**Problem to solve**:
Each line in the entries below that holds the string "C₄H₁₀" is to be listed.
▬▬▬▬▬▬▬▬▬▬
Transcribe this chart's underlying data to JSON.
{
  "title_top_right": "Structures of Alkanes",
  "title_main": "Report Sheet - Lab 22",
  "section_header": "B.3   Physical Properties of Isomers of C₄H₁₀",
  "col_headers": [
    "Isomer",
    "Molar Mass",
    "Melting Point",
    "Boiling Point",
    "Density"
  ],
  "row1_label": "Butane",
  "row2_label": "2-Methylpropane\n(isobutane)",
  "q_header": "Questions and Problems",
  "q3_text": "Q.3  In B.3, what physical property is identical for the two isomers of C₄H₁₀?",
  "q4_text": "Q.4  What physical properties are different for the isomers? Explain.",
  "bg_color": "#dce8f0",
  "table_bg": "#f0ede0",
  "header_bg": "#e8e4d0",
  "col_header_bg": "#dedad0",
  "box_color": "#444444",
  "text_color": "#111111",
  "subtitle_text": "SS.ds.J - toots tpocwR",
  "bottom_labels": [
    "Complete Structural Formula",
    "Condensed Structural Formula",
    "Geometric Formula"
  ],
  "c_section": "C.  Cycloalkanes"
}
▬▬▬▬▬▬▬▬▬▬
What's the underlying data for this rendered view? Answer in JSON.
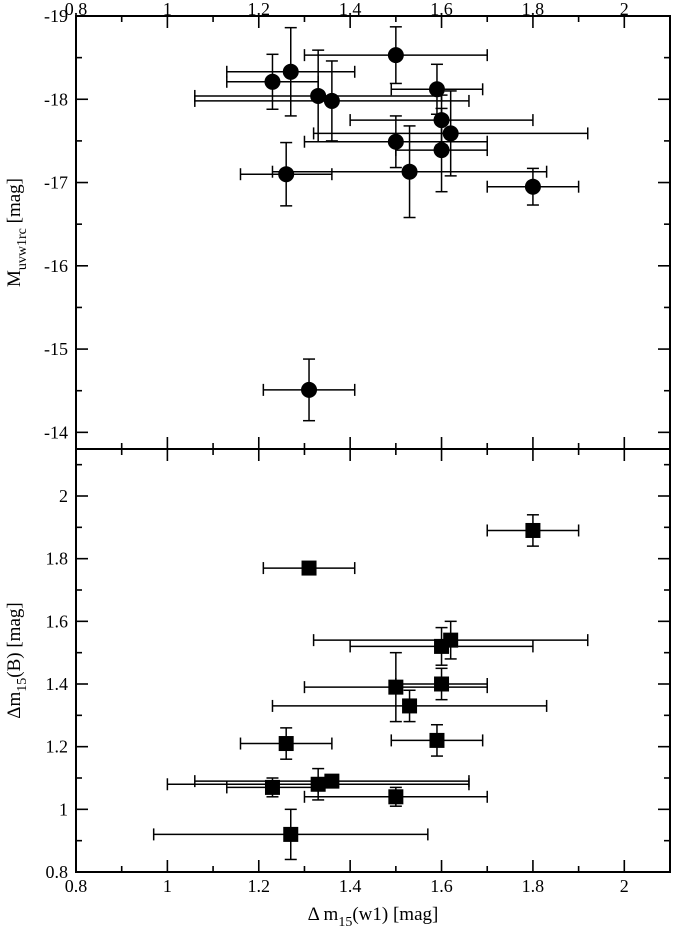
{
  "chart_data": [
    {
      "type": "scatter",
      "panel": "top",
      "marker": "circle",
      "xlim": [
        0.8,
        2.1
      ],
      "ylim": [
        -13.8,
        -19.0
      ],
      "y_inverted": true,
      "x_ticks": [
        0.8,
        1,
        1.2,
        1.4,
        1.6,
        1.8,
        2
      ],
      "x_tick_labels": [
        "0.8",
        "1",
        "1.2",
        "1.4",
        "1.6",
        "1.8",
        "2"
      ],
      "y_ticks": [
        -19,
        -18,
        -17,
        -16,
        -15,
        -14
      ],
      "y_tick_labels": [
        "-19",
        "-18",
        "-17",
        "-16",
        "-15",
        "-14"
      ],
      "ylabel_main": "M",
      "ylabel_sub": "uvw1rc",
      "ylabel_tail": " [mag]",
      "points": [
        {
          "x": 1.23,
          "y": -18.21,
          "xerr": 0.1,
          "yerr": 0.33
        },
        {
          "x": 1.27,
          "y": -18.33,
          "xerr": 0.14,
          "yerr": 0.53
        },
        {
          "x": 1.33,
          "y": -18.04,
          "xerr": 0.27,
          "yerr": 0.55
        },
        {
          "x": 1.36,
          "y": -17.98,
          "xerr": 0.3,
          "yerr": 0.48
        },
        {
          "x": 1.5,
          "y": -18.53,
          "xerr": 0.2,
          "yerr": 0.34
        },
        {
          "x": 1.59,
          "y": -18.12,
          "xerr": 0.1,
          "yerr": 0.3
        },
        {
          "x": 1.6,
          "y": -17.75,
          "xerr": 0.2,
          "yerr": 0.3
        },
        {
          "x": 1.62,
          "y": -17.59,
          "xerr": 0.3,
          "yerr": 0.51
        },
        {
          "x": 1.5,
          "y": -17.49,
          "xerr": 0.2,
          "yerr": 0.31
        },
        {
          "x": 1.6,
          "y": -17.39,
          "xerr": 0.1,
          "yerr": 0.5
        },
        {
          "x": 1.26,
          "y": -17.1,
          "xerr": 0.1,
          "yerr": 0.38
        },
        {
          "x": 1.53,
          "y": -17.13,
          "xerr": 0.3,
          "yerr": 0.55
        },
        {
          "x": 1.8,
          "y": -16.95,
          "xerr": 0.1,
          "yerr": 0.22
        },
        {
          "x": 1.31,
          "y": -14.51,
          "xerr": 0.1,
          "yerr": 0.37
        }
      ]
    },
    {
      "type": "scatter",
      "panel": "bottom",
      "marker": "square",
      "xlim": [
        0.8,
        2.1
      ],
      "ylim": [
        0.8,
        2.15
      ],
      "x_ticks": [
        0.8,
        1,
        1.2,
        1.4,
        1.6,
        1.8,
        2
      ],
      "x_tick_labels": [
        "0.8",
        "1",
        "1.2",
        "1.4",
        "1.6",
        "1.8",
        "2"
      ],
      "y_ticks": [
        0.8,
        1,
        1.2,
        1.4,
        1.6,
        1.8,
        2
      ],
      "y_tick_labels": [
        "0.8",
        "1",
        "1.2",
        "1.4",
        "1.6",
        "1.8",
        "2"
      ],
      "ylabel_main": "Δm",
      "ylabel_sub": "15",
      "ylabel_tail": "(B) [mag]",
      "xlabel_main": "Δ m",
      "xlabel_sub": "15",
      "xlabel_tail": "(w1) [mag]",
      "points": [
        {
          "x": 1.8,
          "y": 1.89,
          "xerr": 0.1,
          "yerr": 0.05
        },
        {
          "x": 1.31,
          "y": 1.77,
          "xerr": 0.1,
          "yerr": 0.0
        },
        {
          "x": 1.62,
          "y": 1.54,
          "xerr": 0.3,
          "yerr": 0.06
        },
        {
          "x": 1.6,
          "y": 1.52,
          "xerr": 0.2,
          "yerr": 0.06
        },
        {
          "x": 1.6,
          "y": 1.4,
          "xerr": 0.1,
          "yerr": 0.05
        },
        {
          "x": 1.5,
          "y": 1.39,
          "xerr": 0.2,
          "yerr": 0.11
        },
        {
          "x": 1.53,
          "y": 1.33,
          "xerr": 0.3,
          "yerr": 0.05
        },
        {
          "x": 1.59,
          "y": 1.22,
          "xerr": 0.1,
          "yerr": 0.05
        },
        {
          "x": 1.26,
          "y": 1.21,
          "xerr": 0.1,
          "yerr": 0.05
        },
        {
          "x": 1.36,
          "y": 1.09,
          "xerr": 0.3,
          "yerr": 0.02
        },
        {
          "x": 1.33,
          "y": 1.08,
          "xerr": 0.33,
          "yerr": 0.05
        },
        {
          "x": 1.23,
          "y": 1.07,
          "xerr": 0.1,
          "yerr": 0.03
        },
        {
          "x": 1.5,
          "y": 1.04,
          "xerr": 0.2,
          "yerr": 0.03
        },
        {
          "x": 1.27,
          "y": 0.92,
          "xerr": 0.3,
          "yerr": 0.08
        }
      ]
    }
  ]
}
▬▬▬▬▬▬▬▬▬▬
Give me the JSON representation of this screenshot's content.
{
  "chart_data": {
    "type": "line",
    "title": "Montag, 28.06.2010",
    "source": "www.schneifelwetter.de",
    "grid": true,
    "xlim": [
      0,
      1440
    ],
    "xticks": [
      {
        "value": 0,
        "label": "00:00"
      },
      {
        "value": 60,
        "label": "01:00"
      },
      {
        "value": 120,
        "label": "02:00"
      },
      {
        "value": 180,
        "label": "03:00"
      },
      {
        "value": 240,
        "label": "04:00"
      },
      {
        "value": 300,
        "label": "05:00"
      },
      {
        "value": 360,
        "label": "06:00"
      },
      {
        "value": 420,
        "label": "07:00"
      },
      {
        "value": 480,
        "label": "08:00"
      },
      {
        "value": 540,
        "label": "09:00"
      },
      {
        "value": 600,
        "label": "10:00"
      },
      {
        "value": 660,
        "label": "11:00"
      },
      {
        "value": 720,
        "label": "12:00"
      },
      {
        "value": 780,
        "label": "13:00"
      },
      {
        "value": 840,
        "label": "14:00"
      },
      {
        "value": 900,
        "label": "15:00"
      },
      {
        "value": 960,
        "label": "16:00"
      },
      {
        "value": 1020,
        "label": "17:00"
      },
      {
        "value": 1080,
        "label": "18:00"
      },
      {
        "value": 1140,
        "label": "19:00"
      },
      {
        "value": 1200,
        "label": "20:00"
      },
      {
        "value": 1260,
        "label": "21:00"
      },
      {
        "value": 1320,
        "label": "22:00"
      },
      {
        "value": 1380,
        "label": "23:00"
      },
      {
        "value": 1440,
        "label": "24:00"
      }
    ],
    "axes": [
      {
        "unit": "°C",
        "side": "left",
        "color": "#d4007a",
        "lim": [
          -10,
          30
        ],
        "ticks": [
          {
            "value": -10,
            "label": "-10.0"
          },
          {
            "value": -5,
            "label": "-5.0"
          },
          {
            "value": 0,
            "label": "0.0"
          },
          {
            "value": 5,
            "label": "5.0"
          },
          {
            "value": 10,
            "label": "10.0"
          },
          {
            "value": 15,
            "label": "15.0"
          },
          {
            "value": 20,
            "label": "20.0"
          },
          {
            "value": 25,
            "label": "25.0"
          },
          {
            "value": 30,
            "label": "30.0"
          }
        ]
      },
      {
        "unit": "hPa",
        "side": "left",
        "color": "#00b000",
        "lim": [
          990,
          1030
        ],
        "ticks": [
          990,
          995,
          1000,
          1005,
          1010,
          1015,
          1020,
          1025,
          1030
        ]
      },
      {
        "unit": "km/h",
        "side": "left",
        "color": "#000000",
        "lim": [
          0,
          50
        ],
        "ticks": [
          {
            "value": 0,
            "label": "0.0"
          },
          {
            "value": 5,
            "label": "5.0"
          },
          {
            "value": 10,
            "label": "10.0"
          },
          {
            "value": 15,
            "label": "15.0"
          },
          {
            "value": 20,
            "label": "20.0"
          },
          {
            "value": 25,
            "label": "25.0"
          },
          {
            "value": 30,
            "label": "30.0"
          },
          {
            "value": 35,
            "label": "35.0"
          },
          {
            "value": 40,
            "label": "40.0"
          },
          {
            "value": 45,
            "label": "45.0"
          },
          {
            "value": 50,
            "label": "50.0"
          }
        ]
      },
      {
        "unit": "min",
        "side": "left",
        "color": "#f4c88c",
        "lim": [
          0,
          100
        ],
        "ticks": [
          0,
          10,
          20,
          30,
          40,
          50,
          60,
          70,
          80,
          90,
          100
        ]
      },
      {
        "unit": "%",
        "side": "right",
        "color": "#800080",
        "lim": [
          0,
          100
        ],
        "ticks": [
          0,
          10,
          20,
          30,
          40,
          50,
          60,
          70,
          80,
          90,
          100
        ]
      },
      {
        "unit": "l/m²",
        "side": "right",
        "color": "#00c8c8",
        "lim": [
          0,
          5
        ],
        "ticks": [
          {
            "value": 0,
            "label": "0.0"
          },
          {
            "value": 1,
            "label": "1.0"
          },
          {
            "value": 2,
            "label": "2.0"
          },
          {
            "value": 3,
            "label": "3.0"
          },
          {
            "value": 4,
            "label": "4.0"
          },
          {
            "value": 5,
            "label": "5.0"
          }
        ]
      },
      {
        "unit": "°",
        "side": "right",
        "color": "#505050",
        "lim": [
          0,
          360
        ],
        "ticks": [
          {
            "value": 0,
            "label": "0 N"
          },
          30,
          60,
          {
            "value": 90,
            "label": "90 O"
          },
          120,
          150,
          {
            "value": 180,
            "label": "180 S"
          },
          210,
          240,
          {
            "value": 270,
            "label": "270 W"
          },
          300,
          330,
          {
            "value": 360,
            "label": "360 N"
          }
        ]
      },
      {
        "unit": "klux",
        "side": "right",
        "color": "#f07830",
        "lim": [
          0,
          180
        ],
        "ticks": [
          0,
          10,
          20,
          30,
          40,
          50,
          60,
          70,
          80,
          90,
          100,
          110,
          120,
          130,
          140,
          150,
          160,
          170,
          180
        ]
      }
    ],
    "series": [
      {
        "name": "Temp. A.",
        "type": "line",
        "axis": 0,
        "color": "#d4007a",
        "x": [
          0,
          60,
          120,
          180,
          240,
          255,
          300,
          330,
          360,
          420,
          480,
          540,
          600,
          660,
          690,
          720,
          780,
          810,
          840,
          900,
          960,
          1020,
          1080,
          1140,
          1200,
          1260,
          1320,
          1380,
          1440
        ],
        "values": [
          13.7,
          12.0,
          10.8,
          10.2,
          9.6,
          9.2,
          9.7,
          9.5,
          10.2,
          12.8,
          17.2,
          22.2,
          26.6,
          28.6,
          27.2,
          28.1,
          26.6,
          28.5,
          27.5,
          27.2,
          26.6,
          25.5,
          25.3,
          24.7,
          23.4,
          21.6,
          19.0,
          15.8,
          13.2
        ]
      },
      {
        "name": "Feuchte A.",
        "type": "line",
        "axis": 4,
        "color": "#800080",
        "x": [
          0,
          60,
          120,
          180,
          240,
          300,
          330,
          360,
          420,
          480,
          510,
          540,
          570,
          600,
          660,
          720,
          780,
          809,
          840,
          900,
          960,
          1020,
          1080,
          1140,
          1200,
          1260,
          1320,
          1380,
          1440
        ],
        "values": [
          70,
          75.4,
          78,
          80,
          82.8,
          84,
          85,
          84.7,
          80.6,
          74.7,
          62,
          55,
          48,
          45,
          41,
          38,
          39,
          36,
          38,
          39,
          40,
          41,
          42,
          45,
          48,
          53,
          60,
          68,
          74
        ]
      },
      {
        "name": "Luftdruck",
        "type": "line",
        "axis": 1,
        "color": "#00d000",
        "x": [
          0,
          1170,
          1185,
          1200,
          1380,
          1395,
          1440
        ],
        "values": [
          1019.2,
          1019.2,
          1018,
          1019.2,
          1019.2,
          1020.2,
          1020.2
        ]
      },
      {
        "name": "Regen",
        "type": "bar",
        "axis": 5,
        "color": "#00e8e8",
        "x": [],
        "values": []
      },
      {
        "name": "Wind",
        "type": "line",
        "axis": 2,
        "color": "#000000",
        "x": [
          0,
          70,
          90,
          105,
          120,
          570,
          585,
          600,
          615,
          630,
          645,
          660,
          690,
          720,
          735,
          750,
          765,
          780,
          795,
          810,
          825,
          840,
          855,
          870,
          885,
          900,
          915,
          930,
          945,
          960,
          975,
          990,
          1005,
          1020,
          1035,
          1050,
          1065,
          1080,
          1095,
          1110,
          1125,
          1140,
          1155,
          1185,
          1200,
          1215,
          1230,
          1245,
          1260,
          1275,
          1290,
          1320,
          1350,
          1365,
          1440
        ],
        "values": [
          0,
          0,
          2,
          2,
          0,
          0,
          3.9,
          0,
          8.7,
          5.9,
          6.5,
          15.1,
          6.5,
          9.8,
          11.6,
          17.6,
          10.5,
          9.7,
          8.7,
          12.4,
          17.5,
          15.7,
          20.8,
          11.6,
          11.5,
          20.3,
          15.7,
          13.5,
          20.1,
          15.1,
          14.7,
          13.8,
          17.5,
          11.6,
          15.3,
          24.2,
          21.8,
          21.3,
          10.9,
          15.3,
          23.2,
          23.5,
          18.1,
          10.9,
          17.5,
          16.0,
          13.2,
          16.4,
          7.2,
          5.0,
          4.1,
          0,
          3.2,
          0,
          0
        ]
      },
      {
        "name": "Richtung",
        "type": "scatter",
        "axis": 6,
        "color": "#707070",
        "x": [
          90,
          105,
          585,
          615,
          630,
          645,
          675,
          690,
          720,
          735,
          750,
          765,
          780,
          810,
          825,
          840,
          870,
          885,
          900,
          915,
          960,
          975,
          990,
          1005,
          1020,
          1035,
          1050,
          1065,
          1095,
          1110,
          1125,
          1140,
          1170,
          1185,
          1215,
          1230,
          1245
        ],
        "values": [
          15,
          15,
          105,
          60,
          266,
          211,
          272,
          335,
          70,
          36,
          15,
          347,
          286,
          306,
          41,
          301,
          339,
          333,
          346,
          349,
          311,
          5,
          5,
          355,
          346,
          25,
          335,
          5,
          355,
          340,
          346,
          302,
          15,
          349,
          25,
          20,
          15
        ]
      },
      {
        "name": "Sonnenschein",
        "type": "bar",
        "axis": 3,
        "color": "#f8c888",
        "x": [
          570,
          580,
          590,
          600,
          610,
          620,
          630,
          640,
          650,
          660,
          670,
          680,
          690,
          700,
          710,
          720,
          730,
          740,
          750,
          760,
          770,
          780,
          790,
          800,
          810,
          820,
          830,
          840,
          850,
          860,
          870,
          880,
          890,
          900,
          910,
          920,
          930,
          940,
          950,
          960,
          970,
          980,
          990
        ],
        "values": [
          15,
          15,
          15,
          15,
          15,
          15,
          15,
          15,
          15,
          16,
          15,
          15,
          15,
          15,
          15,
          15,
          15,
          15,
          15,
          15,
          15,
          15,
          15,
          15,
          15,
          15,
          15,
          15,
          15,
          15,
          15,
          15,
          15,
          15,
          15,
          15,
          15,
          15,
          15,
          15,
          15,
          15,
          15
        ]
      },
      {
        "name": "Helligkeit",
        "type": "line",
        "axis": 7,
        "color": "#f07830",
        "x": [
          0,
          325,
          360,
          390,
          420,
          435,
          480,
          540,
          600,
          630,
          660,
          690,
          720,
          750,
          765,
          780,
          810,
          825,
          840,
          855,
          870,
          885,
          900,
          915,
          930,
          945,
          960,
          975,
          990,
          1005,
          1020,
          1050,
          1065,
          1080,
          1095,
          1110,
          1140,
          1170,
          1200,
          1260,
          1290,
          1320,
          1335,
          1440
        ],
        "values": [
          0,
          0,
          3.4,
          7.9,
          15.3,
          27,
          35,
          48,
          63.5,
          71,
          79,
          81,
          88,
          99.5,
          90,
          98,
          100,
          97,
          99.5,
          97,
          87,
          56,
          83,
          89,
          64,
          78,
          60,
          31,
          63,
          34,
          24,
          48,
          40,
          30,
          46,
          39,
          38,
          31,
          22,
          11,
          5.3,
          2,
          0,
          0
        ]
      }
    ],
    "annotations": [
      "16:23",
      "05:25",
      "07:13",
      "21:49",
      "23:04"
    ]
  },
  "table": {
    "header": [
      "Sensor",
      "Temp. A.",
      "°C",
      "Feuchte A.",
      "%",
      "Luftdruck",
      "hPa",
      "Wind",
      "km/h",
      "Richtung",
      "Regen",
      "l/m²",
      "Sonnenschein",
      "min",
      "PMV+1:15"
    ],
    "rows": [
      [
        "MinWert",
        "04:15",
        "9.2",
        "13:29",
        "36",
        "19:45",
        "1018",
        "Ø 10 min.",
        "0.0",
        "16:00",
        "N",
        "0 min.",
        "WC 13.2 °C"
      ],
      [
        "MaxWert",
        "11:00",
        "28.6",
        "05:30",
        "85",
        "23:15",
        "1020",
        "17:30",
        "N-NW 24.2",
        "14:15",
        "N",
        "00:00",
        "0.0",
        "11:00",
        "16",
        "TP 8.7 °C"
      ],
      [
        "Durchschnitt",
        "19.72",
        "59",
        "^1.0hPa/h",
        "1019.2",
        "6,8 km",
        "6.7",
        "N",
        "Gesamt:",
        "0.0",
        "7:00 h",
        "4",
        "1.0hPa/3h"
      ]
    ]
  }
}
▬▬▬▬▬▬▬▬▬▬
**Result**:
  "section_header": "B.3   Physical Properties of Isomers of C₄H₁₀",
  "q3_text": "Q.3  In B.3, what physical property is identical for the two isomers of C₄H₁₀?",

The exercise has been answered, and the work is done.